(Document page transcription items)
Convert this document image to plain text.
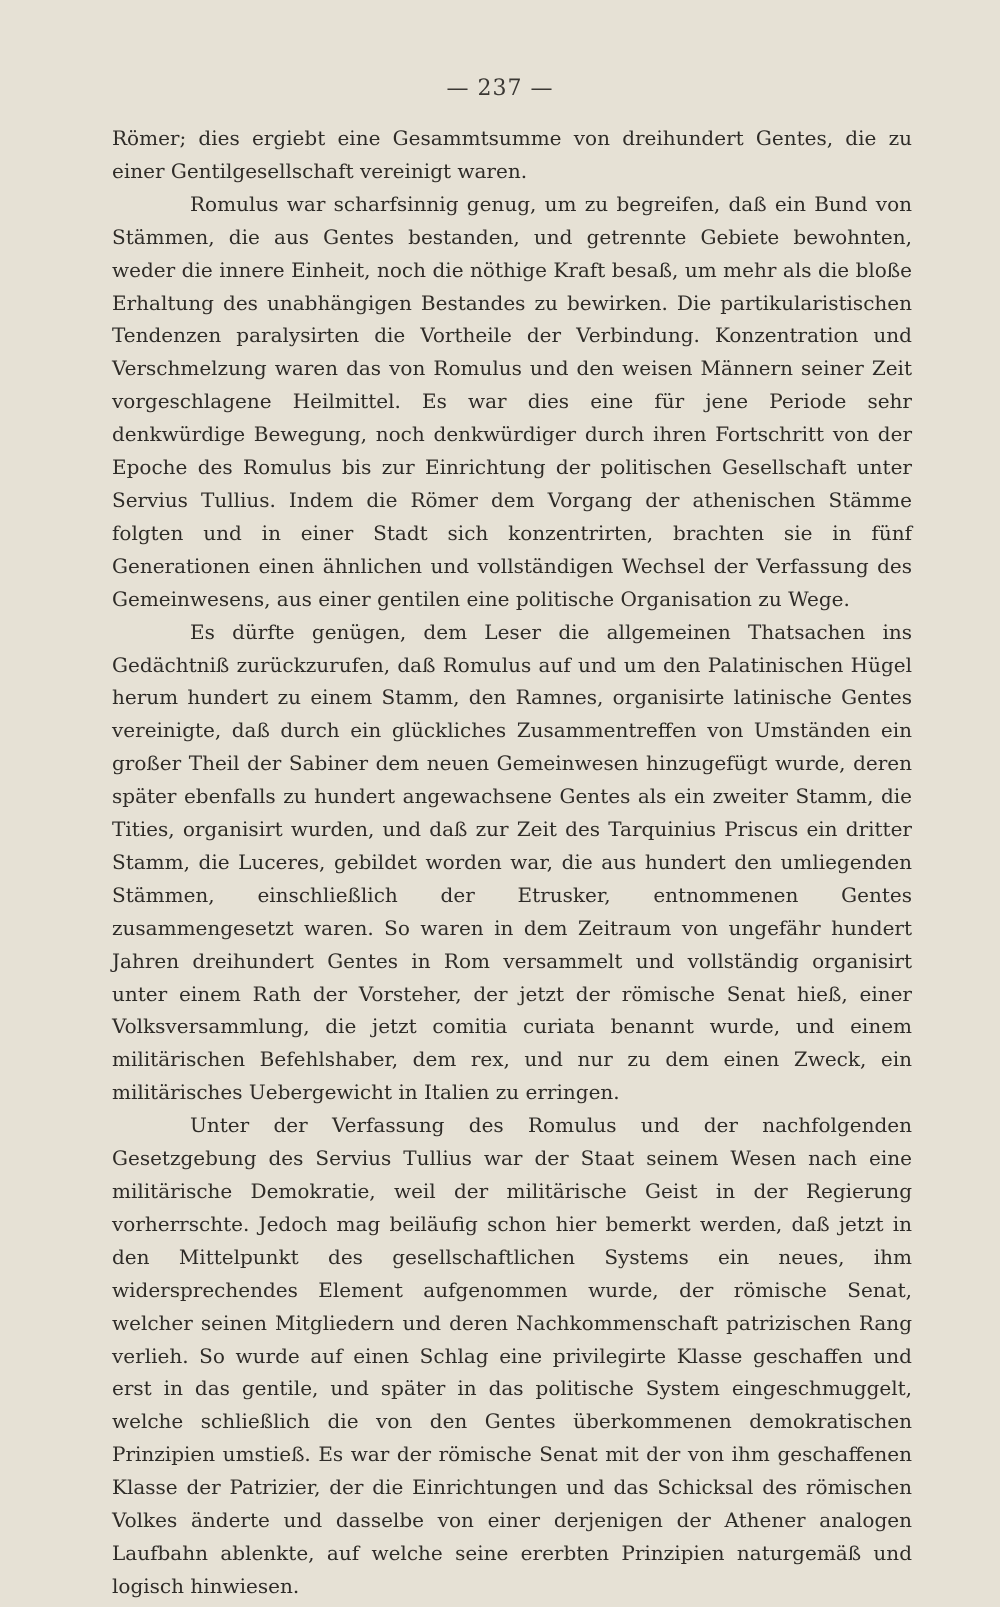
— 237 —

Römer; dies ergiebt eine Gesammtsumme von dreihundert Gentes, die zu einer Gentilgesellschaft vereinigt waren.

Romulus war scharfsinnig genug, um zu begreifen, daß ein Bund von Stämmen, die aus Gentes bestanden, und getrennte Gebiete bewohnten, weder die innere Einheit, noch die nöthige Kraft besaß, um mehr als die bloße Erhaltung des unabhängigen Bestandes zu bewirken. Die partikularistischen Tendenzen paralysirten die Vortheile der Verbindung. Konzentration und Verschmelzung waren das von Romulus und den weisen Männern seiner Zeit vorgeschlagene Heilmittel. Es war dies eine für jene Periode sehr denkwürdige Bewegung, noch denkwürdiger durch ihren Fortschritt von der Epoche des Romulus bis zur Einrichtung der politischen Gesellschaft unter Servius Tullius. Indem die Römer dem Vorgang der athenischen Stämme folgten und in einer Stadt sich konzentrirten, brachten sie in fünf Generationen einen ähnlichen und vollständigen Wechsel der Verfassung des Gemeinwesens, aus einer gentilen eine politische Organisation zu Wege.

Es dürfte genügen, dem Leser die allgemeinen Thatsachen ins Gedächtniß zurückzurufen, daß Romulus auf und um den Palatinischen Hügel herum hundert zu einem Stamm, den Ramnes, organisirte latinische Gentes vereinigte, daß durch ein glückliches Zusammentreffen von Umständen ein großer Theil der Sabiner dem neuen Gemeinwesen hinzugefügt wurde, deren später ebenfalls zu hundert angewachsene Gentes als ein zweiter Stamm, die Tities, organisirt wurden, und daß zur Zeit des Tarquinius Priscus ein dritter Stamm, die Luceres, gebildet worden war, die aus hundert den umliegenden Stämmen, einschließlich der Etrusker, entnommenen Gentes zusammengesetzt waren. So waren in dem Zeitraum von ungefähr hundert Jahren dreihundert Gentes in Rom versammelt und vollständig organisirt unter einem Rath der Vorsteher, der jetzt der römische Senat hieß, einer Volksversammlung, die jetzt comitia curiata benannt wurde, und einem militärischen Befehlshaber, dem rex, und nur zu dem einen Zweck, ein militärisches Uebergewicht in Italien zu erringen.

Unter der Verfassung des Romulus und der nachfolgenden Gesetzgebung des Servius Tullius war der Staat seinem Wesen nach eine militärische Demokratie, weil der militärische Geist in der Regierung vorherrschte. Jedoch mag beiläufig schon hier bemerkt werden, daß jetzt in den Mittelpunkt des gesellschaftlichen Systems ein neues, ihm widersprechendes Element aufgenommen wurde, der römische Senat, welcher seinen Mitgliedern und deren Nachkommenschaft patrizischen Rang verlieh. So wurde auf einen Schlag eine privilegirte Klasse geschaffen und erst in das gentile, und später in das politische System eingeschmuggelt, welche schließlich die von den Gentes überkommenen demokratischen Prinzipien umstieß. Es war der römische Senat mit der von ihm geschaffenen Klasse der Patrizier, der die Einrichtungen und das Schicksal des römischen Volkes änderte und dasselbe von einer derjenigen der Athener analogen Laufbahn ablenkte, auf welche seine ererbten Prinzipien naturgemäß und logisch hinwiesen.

==

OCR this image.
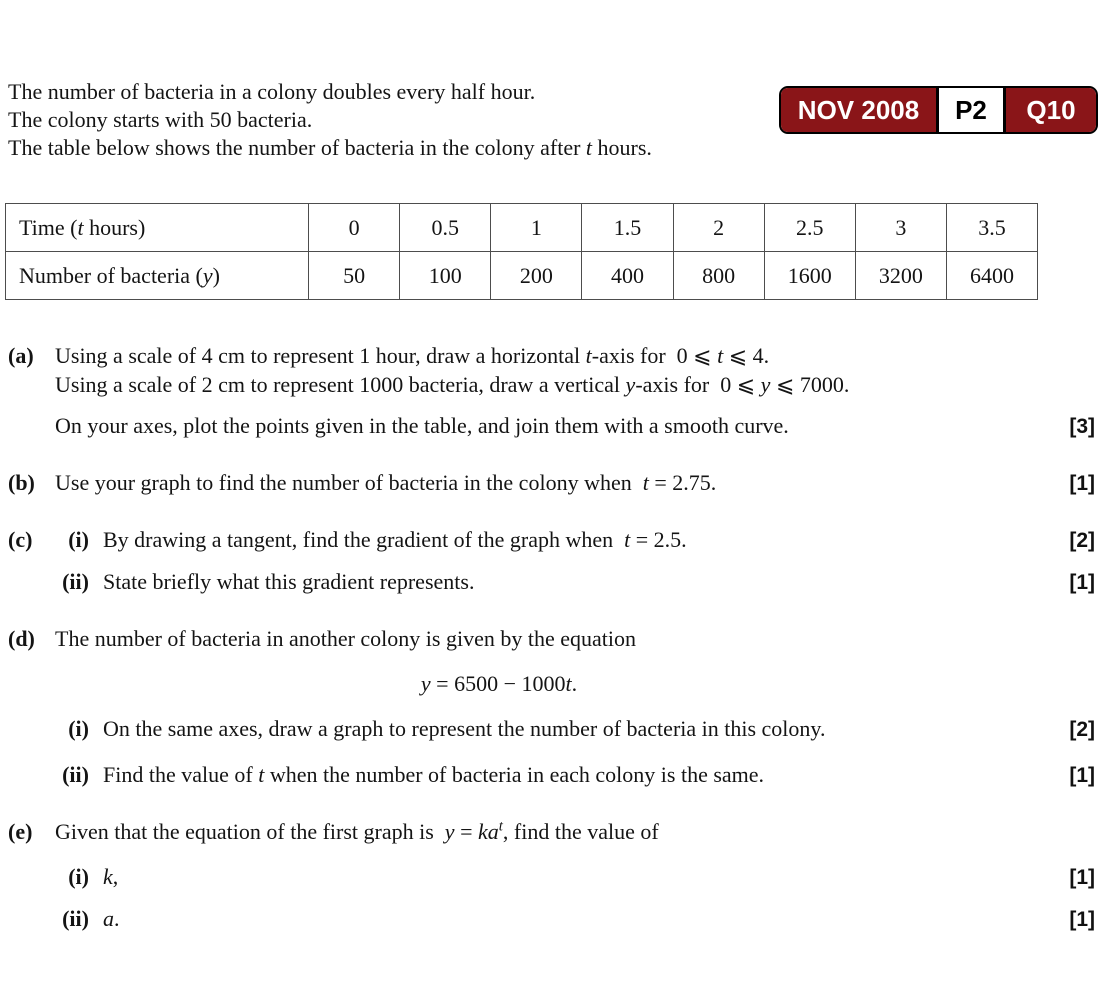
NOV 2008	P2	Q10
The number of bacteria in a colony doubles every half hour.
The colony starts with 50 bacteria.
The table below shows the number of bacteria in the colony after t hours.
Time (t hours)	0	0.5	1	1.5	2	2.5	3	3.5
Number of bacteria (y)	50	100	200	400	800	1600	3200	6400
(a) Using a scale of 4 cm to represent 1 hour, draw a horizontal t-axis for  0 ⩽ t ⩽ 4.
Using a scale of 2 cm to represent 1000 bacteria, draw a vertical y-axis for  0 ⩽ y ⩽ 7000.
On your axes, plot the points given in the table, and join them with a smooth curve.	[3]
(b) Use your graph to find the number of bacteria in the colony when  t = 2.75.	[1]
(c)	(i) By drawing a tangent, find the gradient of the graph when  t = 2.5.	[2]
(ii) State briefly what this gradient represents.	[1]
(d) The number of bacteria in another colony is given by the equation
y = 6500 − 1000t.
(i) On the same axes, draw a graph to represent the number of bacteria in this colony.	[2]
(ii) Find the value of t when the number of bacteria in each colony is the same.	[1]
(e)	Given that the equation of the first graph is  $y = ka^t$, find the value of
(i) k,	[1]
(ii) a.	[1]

- **Work to complete**:
Each line in the entries above that includes the string "Römer" should be extracted.

- **Output for this task**:
Römer; dies ergiebt eine Gesammtsumme von dreihundert Gentes, die zu einer Gentilgesellschaft vereinigt waren.
Romulus war scharfsinnig genug, um zu begreifen, daß ein Bund von Stämmen, die aus Gentes bestanden, und getrennte Gebiete bewohnten, weder die innere Einheit, noch die nöthige Kraft besaß, um mehr als die bloße Erhaltung des unabhängigen Bestandes zu bewirken. Die partikularistischen Tendenzen paralysirten die Vortheile der Verbindung. Konzentration und Verschmelzung waren das von Romulus und den weisen Männern seiner Zeit vorgeschlagene Heilmittel. Es war dies eine für jene Periode sehr denkwürdige Bewegung, noch denkwürdiger durch ihren Fortschritt von der Epoche des Romulus bis zur Einrichtung der politischen Gesellschaft unter Servius Tullius. Indem die Römer dem Vorgang der athenischen Stämme folgten und in einer Stadt sich konzentrirten, brachten sie in fünf Generationen einen ähnlichen und vollständigen Wechsel der Verfassung des Gemeinwesens, aus einer gentilen eine politische Organisation zu Wege.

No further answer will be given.